Records excerpted from a collection:
§

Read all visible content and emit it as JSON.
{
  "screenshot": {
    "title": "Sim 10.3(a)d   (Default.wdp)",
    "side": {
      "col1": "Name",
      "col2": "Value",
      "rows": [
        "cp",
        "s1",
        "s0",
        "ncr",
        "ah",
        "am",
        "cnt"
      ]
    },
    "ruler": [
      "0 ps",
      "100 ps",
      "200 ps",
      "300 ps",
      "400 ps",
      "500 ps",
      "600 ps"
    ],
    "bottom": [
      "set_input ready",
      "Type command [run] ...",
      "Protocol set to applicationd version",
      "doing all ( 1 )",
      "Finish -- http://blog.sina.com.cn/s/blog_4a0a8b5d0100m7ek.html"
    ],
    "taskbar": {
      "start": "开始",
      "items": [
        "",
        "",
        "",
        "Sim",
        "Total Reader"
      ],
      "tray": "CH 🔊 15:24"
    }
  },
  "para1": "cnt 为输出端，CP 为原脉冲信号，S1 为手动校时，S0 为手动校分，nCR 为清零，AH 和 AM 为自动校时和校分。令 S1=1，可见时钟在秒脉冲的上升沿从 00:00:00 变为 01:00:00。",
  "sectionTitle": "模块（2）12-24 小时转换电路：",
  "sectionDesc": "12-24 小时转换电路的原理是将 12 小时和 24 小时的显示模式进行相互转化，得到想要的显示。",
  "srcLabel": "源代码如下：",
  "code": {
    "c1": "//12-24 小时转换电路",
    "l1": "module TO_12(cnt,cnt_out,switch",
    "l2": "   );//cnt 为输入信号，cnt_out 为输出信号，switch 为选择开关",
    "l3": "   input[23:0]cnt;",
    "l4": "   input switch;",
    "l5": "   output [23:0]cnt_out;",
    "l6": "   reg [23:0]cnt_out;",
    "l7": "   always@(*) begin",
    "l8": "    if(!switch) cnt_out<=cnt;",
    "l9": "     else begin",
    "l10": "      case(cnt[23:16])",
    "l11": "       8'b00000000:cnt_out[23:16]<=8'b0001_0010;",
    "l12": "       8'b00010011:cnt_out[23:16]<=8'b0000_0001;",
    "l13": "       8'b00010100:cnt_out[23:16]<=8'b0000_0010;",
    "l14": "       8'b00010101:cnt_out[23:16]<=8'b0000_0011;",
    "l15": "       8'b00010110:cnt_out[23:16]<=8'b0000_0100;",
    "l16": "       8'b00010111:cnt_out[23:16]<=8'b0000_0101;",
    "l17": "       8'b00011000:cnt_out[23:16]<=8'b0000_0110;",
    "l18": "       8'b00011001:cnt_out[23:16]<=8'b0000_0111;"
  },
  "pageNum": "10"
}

§

§ REQUEST:
Going through the data above, count the lines where the string "switch" appears, and answer with only that number.

§ FINAL ANSWER:
4